**Work required:**
Copy the records below word for word, line by line, without changing anything.

**Entries supplied:**
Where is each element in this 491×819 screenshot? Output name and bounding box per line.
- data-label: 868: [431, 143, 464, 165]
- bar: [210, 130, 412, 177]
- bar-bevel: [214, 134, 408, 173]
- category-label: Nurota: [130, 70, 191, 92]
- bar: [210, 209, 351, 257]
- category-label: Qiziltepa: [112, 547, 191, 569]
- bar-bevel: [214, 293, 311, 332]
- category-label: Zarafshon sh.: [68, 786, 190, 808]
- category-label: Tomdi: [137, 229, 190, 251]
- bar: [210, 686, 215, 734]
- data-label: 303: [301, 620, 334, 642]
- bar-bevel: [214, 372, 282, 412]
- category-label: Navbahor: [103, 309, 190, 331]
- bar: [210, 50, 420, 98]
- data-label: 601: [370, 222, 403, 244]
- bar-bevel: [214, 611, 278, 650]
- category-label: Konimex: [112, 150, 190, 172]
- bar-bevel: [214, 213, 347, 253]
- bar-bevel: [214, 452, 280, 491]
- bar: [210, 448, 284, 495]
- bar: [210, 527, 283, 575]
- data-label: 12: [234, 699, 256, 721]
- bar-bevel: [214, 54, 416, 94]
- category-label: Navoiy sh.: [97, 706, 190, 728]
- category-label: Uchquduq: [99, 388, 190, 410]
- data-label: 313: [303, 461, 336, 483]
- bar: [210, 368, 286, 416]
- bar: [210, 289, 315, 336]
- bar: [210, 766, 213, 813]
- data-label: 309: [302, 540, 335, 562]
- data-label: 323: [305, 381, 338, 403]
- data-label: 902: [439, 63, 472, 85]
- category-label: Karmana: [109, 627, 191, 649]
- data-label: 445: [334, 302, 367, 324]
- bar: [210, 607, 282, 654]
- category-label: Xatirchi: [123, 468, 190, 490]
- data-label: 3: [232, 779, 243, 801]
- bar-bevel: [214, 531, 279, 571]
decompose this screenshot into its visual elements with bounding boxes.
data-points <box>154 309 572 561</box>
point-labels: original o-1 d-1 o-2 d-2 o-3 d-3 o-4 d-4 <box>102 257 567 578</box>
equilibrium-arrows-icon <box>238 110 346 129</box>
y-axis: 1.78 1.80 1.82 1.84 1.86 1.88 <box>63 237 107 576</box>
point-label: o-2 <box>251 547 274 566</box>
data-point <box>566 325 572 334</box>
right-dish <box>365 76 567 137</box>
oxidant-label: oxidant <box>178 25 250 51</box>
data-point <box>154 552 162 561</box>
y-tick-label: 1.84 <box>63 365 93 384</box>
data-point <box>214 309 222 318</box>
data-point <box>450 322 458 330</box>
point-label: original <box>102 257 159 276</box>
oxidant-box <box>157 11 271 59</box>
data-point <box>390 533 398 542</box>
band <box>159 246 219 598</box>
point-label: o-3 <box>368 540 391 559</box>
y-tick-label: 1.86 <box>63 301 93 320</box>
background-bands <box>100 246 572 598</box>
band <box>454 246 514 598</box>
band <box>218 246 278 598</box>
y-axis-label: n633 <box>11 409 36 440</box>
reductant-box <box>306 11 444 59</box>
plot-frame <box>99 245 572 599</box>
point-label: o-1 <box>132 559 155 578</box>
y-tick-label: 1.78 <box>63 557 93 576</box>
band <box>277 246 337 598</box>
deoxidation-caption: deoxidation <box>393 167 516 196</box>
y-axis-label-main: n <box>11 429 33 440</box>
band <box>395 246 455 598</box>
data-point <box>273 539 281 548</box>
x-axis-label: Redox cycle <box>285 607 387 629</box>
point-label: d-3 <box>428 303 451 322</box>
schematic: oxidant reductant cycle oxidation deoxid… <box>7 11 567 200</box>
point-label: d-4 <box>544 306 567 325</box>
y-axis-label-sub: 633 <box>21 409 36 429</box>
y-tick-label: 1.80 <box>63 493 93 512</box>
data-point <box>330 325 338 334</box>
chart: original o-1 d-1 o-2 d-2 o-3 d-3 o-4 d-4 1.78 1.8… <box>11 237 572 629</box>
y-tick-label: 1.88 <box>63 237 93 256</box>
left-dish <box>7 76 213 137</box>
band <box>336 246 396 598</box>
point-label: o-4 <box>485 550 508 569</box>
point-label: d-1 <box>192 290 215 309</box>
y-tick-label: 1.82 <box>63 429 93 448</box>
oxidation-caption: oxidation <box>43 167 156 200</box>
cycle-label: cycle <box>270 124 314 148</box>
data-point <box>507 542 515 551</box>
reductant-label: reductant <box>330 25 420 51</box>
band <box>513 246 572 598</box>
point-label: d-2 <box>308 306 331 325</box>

**Expected answer:**
Where is each element in this 491×819 screenshot? Output name and bounding box per line.
- data-label: 868: [431, 143, 464, 165]
- bar: [210, 130, 412, 177]
- bar-bevel: [214, 134, 408, 173]
- category-label: Nurota: [130, 70, 191, 92]
- bar: [210, 209, 351, 257]
- category-label: Qiziltepa: [112, 547, 191, 569]
- bar-bevel: [214, 293, 311, 332]
- category-label: Zarafshon sh.: [68, 786, 190, 808]
- category-label: Tomdi: [137, 229, 190, 251]
- bar: [210, 686, 215, 734]
- data-label: 303: [301, 620, 334, 642]
- bar-bevel: [214, 372, 282, 412]
- category-label: Navbahor: [103, 309, 190, 331]
- bar: [210, 50, 420, 98]
- data-label: 601: [370, 222, 403, 244]
- bar-bevel: [214, 611, 278, 650]
- category-label: Konimex: [112, 150, 190, 172]
- bar-bevel: [214, 213, 347, 253]
- bar-bevel: [214, 452, 280, 491]
- bar: [210, 448, 284, 495]
- bar: [210, 527, 283, 575]
- data-label: 12: [234, 699, 256, 721]
- bar-bevel: [214, 54, 416, 94]
- category-label: Navoiy sh.: [97, 706, 190, 728]
- category-label: Uchquduq: [99, 388, 190, 410]
- data-label: 313: [303, 461, 336, 483]
- bar: [210, 368, 286, 416]
- bar: [210, 289, 315, 336]
- bar: [210, 766, 213, 813]
- data-label: 309: [302, 540, 335, 562]
- data-label: 323: [305, 381, 338, 403]
- data-label: 902: [439, 63, 472, 85]
- category-label: Karmana: [109, 627, 191, 649]
- data-label: 445: [334, 302, 367, 324]
- bar: [210, 607, 282, 654]
- category-label: Xatirchi: [123, 468, 190, 490]
- data-label: 3: [232, 779, 243, 801]
- bar-bevel: [214, 531, 279, 571]
decompose this screenshot into its visual elements with bounding boxes.
data-points <box>154 309 572 561</box>
point-labels: original o-1 d-1 o-2 d-2 o-3 d-3 o-4 d-4 <box>102 257 567 578</box>
equilibrium-arrows-icon <box>238 110 346 129</box>
y-axis: 1.78 1.80 1.82 1.84 1.86 1.88 <box>63 237 107 576</box>
point-label: o-2 <box>251 547 274 566</box>
data-point <box>566 325 572 334</box>
right-dish <box>365 76 567 137</box>
oxidant-label: oxidant <box>178 25 250 51</box>
data-point <box>154 552 162 561</box>
y-tick-label: 1.84 <box>63 365 93 384</box>
data-point <box>214 309 222 318</box>
data-point <box>450 322 458 330</box>
point-label: original <box>102 257 159 276</box>
oxidant-box <box>157 11 271 59</box>
data-point <box>390 533 398 542</box>
band <box>159 246 219 598</box>
point-label: o-3 <box>368 540 391 559</box>
y-tick-label: 1.86 <box>63 301 93 320</box>
background-bands <box>100 246 572 598</box>
band <box>454 246 514 598</box>
band <box>218 246 278 598</box>
y-axis-label: n633 <box>11 409 36 440</box>
reductant-box <box>306 11 444 59</box>
plot-frame <box>99 245 572 599</box>
point-label: o-1 <box>132 559 155 578</box>
y-tick-label: 1.78 <box>63 557 93 576</box>
band <box>277 246 337 598</box>
deoxidation-caption: deoxidation <box>393 167 516 196</box>
y-axis-label-main: n <box>11 429 33 440</box>
band <box>395 246 455 598</box>
data-point <box>273 539 281 548</box>
x-axis-label: Redox cycle <box>285 607 387 629</box>
point-label: d-3 <box>428 303 451 322</box>
schematic: oxidant reductant cycle oxidation deoxid… <box>7 11 567 200</box>
point-label: d-4 <box>544 306 567 325</box>
y-axis-label-sub: 633 <box>21 409 36 429</box>
y-tick-label: 1.80 <box>63 493 93 512</box>
data-point <box>330 325 338 334</box>
chart: original o-1 d-1 o-2 d-2 o-3 d-3 o-4 d-4 1.78 1.8… <box>11 237 572 629</box>
y-tick-label: 1.88 <box>63 237 93 256</box>
left-dish <box>7 76 213 137</box>
band <box>336 246 396 598</box>
point-label: o-4 <box>485 550 508 569</box>
point-label: d-1 <box>192 290 215 309</box>
y-tick-label: 1.82 <box>63 429 93 448</box>
oxidation-caption: oxidation <box>43 167 156 200</box>
cycle-label: cycle <box>270 124 314 148</box>
data-point <box>507 542 515 551</box>
reductant-label: reductant <box>330 25 420 51</box>
band <box>513 246 572 598</box>
point-label: d-2 <box>308 306 331 325</box>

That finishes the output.